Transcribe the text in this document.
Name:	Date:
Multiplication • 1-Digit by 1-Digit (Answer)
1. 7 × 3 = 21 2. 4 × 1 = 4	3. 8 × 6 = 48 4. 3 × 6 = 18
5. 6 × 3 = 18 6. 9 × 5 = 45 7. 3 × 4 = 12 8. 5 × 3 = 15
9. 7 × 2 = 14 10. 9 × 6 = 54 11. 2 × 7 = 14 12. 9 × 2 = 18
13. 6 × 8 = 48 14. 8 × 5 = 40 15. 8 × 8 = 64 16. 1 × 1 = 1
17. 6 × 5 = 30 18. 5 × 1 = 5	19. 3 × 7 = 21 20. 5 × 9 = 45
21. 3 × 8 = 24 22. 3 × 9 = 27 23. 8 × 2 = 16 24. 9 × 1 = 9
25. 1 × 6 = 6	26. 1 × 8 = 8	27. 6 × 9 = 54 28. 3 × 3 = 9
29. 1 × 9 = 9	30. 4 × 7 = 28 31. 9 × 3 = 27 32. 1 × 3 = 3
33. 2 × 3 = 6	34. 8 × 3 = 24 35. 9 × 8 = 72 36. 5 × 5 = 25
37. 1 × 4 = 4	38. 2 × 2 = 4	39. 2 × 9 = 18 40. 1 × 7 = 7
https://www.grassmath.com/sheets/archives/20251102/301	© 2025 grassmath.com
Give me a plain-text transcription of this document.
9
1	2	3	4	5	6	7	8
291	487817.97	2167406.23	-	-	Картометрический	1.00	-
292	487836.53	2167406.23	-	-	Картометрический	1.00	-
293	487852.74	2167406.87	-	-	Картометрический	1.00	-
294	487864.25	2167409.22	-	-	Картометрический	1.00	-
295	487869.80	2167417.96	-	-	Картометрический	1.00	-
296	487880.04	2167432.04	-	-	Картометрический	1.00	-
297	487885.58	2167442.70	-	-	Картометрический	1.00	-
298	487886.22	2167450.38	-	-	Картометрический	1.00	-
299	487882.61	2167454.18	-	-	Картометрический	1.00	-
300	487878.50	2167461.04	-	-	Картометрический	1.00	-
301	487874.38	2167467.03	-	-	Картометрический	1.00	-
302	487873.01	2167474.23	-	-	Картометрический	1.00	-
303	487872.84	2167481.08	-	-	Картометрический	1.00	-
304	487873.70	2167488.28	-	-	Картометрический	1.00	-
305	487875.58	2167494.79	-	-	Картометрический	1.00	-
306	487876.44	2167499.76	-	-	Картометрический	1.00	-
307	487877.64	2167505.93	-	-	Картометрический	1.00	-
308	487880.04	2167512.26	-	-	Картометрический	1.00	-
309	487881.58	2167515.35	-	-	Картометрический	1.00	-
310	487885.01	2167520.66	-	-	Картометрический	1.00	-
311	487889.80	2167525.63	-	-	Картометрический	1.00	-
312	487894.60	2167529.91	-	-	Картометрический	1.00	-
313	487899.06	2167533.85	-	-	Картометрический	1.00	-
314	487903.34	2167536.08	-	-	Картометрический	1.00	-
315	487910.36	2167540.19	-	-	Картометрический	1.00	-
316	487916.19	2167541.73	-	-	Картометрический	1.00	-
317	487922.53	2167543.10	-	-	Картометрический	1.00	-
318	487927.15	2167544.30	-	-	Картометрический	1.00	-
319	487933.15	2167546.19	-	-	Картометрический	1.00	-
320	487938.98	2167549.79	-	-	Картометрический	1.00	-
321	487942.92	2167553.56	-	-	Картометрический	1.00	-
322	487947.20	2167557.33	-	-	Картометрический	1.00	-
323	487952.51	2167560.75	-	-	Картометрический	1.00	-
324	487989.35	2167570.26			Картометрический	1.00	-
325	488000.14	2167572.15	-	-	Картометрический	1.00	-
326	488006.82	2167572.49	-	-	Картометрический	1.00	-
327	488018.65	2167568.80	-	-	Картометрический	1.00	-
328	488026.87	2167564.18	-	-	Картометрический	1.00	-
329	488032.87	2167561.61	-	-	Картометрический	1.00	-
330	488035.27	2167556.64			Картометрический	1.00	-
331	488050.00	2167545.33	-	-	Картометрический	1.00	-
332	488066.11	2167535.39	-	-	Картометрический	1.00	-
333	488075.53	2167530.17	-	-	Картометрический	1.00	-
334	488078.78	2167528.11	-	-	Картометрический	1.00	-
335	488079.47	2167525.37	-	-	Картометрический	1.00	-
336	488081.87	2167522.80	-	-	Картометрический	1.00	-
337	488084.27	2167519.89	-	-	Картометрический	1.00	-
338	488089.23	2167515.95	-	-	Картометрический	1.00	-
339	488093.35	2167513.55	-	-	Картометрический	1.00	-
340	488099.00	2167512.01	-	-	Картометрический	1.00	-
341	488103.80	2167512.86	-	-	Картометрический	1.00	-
☆ ☆ ☆ ☆
• What to produce
Go through the material above and copy each line that has the word "document".

• Response for this exercise
Transcribe the text in this document.
Give me a plain-text transcription of this document.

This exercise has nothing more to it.